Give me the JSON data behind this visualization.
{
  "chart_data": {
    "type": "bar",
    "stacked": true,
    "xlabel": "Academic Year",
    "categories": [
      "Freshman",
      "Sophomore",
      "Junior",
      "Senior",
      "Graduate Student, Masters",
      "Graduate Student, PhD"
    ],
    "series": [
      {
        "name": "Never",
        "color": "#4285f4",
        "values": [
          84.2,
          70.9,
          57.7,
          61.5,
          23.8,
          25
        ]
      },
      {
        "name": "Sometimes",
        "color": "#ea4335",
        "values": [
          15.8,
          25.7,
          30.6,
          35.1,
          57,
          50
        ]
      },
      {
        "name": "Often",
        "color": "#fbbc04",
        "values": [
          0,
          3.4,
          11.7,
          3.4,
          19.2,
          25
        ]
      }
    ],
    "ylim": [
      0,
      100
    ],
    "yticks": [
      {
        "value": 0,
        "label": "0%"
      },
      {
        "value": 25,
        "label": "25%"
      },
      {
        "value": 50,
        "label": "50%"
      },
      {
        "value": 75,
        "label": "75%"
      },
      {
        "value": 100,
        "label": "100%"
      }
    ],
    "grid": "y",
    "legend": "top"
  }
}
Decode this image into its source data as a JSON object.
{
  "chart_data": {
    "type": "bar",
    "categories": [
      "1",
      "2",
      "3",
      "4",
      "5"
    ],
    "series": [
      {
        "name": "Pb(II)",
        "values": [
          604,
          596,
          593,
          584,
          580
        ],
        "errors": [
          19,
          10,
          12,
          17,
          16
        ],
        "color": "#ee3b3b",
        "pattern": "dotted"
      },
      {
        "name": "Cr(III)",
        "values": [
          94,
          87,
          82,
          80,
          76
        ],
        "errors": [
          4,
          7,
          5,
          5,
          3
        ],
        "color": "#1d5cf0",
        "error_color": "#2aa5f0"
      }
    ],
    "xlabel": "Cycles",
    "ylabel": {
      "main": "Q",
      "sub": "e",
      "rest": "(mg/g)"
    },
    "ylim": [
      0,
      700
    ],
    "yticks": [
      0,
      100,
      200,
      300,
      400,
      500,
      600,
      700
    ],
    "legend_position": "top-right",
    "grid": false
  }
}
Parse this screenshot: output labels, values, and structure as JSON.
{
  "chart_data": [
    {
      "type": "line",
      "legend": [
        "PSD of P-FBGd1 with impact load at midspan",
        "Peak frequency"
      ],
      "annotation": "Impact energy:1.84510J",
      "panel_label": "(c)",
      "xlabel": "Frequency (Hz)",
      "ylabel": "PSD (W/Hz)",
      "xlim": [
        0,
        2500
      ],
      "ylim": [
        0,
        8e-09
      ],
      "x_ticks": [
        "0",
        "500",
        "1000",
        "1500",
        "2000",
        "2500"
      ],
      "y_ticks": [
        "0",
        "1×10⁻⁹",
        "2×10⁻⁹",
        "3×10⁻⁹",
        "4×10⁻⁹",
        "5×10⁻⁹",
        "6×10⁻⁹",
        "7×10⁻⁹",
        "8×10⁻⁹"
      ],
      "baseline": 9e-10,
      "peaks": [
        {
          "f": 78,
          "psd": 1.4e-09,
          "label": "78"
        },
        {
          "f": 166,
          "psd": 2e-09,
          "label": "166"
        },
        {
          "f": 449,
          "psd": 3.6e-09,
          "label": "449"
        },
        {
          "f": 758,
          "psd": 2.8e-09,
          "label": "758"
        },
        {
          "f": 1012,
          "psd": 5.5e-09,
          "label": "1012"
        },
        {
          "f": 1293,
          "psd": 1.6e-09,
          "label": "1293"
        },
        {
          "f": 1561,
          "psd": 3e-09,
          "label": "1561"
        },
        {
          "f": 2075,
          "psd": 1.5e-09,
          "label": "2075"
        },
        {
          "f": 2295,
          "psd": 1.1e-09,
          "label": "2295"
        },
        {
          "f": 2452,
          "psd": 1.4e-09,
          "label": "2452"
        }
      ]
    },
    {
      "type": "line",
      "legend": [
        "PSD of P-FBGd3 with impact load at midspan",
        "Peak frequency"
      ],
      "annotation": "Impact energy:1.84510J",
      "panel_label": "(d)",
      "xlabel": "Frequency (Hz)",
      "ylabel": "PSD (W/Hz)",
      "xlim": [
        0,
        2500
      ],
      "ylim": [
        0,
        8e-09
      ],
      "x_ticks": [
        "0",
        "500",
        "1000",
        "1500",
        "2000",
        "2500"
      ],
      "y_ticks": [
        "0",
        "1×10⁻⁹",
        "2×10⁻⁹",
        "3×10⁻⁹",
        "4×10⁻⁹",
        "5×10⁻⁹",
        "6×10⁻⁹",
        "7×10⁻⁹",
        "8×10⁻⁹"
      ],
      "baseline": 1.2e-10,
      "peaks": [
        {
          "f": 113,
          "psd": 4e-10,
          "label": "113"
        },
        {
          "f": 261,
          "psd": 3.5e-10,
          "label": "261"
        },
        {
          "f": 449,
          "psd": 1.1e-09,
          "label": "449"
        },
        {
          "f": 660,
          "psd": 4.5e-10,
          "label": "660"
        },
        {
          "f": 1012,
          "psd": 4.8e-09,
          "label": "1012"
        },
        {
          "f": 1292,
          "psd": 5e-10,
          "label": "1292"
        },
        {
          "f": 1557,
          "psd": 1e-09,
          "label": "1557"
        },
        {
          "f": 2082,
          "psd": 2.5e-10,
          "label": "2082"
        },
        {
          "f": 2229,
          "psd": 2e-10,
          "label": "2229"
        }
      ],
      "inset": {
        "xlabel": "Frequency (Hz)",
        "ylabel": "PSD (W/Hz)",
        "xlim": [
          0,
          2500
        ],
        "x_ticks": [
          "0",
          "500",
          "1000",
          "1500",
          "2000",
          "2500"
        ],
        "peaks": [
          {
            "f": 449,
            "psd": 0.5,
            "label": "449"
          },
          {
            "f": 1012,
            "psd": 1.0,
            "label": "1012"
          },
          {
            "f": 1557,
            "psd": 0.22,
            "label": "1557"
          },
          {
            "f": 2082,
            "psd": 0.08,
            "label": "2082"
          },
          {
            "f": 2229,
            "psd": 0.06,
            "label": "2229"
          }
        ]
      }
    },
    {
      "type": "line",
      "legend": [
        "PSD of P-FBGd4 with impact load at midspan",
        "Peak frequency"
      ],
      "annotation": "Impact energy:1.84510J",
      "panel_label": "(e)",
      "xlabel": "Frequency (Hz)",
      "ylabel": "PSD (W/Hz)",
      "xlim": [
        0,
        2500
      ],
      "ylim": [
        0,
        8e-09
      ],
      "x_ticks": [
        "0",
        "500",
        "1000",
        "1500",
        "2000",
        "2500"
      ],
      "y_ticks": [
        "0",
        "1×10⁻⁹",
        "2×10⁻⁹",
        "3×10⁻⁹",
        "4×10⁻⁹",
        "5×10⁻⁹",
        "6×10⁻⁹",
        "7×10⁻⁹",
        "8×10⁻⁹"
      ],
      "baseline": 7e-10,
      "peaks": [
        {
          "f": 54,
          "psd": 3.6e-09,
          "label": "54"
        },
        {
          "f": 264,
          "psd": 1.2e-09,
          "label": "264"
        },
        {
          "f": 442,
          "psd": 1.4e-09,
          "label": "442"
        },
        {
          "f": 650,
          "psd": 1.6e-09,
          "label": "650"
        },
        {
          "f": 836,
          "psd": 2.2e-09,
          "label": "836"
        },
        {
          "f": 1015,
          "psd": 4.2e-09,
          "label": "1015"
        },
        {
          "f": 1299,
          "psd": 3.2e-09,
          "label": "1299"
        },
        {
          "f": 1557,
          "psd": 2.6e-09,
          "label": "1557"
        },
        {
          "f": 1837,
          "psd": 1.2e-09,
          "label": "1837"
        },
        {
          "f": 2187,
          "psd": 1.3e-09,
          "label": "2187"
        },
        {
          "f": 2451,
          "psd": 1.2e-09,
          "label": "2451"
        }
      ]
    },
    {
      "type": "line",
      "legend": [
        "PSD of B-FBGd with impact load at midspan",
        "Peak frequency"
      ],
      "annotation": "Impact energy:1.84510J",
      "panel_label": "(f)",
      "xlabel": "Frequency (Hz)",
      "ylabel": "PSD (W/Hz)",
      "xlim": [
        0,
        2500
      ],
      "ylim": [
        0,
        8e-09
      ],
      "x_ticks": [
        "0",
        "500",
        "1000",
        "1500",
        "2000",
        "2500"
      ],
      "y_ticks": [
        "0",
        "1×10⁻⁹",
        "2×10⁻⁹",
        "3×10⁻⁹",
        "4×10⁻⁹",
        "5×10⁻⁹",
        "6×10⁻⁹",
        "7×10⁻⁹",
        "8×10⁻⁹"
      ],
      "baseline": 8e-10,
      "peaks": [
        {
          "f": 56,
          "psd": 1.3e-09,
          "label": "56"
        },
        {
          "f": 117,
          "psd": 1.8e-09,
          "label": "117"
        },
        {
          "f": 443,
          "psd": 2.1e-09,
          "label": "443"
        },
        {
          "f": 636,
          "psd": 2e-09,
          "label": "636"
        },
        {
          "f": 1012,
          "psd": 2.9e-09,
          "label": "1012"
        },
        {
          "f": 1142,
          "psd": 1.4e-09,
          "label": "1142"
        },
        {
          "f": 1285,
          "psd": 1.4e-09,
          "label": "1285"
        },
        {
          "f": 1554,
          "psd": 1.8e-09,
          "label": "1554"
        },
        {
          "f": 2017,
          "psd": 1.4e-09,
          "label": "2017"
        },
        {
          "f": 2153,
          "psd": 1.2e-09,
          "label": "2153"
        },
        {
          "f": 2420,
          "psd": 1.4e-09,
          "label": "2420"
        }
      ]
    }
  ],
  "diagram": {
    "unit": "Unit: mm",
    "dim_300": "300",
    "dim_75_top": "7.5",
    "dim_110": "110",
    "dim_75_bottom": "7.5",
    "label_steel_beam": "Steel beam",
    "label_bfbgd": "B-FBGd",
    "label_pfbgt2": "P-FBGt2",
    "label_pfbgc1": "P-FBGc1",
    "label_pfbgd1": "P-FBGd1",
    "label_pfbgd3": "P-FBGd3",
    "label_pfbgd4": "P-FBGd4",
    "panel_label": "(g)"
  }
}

[WHAT YOU WILL DO]: From the entries above, select each line containing the string "with".

[SOLUTION TO THIS PROBLEM]:
        "PSD of P-FBGd1 with impact load at midspan",
        "PSD of P-FBGd3 with impact load at midspan",
        "PSD of P-FBGd4 with impact load at midspan",
        "PSD of B-FBGd with impact load at midspan",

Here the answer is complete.